- SHORT EXERCISE
Exactly how many lines have the word "minutes"? Answer with the bare number.

— Start TASK INPUTS —

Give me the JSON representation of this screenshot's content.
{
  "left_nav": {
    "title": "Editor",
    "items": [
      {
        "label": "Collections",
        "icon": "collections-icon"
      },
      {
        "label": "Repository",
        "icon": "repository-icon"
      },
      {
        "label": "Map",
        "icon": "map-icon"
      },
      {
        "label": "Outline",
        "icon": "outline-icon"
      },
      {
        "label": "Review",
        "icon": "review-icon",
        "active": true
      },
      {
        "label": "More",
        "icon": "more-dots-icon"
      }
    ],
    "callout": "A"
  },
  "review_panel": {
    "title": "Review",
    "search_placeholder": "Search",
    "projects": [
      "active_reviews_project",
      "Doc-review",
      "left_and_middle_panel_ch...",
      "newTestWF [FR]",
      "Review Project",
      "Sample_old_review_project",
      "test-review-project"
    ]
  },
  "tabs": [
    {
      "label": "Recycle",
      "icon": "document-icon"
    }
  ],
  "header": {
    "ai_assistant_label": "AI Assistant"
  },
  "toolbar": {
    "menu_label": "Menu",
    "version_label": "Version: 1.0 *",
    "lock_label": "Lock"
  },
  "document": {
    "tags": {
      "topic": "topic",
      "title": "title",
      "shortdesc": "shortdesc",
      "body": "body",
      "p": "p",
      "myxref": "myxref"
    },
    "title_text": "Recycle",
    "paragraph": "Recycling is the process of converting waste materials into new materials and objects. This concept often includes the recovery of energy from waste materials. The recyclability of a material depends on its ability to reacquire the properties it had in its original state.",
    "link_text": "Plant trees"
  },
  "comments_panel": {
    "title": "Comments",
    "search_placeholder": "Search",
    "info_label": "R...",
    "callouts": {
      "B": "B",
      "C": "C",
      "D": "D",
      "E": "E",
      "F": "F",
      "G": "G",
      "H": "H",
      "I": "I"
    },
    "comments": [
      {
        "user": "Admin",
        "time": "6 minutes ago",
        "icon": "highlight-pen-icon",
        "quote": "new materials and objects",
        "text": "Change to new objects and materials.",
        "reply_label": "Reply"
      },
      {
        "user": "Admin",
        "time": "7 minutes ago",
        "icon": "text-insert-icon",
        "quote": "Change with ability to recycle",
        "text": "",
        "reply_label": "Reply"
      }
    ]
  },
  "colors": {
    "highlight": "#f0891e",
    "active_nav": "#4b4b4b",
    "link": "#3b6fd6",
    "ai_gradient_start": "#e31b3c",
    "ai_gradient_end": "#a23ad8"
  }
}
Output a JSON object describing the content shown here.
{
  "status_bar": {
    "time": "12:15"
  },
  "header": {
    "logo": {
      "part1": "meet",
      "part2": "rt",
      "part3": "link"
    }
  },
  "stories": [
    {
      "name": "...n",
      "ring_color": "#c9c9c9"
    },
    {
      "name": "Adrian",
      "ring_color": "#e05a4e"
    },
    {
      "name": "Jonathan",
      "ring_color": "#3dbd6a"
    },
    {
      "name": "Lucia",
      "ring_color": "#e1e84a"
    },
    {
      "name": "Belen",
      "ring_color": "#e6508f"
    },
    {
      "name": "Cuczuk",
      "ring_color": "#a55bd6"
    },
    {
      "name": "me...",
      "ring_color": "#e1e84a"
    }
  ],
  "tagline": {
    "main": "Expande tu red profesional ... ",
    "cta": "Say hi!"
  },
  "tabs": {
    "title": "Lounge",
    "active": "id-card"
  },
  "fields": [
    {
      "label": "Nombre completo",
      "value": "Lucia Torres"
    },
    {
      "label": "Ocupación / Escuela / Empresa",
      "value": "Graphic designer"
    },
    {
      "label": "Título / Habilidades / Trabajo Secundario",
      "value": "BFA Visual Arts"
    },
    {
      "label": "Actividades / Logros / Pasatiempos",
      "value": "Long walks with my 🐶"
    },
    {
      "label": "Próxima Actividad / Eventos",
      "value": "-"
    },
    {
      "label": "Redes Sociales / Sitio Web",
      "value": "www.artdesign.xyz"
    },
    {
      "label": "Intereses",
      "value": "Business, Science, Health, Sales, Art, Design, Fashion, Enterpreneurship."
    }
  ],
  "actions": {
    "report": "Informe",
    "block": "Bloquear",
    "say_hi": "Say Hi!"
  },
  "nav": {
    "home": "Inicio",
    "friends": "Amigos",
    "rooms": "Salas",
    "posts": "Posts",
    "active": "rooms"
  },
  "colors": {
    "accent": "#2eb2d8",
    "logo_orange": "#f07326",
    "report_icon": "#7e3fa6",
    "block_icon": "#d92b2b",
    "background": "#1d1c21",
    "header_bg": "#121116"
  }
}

— End TASK INPUTS —

- RESPONSE TO THIS EXERCISE
2